Exercise goal → Search the data for the string "accent" and gather each line it is in.

[BEGIN]

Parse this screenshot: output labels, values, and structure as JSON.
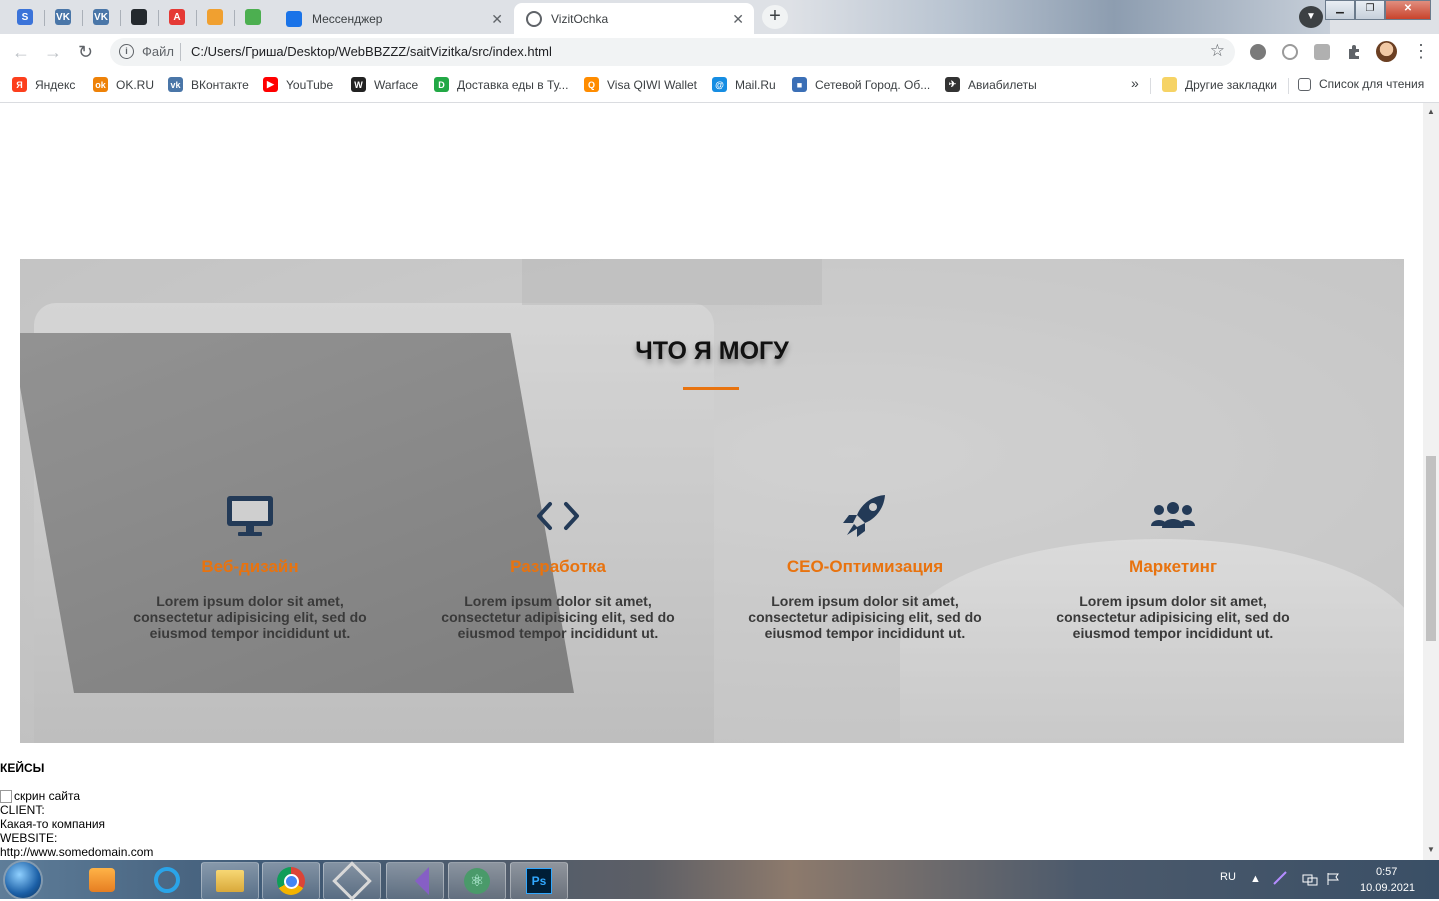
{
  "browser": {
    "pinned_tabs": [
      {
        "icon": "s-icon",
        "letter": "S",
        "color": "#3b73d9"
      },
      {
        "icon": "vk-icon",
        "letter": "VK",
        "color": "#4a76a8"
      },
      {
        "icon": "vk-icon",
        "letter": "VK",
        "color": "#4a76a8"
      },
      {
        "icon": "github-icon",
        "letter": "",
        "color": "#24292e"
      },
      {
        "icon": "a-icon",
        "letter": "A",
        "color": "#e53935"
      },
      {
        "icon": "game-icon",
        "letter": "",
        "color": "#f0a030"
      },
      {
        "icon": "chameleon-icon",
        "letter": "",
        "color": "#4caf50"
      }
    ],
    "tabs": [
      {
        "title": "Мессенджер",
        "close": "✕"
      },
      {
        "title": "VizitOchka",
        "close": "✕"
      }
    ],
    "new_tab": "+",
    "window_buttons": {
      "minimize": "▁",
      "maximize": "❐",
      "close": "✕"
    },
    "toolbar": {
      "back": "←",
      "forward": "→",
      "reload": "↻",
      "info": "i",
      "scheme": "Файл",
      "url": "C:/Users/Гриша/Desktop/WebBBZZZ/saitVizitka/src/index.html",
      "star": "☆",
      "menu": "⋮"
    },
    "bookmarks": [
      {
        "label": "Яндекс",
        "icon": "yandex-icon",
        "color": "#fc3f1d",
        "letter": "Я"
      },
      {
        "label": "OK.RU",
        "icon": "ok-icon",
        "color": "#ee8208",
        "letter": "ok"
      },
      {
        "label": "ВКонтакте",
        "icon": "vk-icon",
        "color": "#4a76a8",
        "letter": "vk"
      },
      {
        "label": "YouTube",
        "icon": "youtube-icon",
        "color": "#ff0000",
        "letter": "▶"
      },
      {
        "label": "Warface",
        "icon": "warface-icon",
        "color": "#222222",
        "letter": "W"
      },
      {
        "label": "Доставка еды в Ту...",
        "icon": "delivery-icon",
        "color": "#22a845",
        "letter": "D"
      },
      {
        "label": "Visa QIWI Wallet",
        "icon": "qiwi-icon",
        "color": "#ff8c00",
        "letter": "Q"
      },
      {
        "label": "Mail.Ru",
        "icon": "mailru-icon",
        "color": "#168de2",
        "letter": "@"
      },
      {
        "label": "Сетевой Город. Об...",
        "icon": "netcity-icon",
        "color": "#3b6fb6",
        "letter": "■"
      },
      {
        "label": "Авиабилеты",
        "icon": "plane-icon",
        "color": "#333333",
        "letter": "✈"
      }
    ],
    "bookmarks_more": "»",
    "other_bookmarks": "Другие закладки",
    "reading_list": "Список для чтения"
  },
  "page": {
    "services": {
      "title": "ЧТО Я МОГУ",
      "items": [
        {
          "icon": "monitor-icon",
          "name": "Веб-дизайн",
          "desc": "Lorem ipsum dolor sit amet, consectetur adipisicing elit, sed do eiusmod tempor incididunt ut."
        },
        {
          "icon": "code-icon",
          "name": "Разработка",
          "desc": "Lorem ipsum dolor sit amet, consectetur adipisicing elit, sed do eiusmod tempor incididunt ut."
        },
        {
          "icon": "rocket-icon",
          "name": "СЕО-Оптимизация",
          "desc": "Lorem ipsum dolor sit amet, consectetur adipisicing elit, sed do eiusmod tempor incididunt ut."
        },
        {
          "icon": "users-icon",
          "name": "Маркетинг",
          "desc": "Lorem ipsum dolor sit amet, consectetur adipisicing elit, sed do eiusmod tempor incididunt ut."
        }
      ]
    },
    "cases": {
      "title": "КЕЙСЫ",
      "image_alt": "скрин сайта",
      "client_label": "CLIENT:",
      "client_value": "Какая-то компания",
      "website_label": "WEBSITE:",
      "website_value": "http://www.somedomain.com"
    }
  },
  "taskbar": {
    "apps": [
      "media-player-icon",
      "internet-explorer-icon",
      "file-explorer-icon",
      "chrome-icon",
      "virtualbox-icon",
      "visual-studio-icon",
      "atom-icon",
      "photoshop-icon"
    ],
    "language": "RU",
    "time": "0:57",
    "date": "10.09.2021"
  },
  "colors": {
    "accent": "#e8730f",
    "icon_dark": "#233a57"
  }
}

[END]
[BEGIN]

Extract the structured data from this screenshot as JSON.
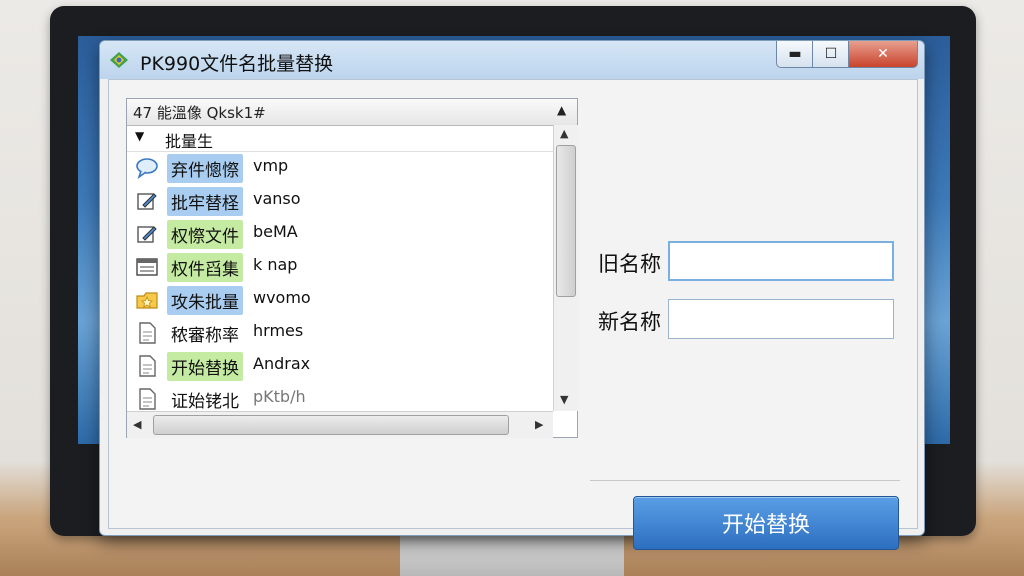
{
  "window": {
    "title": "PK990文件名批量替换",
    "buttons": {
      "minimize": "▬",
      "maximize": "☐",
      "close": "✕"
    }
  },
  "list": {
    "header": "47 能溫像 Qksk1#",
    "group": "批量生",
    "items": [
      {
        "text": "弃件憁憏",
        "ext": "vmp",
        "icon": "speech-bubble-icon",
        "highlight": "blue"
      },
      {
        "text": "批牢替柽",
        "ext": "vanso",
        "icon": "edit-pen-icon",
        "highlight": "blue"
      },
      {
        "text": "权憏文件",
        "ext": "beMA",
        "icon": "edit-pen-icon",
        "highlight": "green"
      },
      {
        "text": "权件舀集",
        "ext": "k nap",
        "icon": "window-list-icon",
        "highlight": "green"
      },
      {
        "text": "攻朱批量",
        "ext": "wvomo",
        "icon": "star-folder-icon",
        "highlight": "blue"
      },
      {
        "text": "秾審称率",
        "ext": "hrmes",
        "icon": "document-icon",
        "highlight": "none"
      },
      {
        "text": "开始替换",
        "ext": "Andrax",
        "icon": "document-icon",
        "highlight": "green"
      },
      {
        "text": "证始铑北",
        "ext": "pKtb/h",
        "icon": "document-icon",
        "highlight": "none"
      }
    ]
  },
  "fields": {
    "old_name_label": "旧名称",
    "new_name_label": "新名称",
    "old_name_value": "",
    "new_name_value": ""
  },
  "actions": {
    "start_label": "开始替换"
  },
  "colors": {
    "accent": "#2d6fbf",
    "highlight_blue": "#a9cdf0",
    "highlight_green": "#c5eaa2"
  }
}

[END]
[BEGIN]

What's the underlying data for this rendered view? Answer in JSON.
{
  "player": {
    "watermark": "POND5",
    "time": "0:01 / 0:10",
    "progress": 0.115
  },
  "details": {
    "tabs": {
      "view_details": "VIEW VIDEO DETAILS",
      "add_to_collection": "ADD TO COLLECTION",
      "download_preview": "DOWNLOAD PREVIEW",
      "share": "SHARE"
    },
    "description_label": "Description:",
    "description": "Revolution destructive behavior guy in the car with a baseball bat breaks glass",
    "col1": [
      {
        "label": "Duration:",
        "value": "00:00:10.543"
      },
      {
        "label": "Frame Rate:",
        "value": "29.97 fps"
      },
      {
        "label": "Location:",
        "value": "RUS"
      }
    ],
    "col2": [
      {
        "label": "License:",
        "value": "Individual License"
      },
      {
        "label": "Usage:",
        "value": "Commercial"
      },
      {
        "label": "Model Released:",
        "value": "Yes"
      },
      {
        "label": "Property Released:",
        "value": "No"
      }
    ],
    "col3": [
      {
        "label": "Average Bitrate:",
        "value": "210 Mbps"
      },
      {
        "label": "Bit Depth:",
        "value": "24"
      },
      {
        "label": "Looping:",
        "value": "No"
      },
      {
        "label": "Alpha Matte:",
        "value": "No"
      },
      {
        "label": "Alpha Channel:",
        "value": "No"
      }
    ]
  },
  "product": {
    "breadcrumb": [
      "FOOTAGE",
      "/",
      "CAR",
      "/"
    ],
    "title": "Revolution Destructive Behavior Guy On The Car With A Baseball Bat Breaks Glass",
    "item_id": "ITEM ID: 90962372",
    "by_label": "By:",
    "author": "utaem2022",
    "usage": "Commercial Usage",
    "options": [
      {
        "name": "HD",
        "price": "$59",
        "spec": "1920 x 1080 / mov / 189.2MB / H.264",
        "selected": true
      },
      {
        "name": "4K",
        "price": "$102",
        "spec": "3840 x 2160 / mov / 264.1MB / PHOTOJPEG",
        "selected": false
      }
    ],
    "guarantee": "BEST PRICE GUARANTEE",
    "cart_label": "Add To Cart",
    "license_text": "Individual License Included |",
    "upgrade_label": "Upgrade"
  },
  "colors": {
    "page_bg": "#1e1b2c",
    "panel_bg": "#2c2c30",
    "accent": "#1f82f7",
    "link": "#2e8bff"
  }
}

[END]

Task answer →
    "accent": "#e8730f",
    "accent": "#2d6fbf",
    "accent": "#1f82f7",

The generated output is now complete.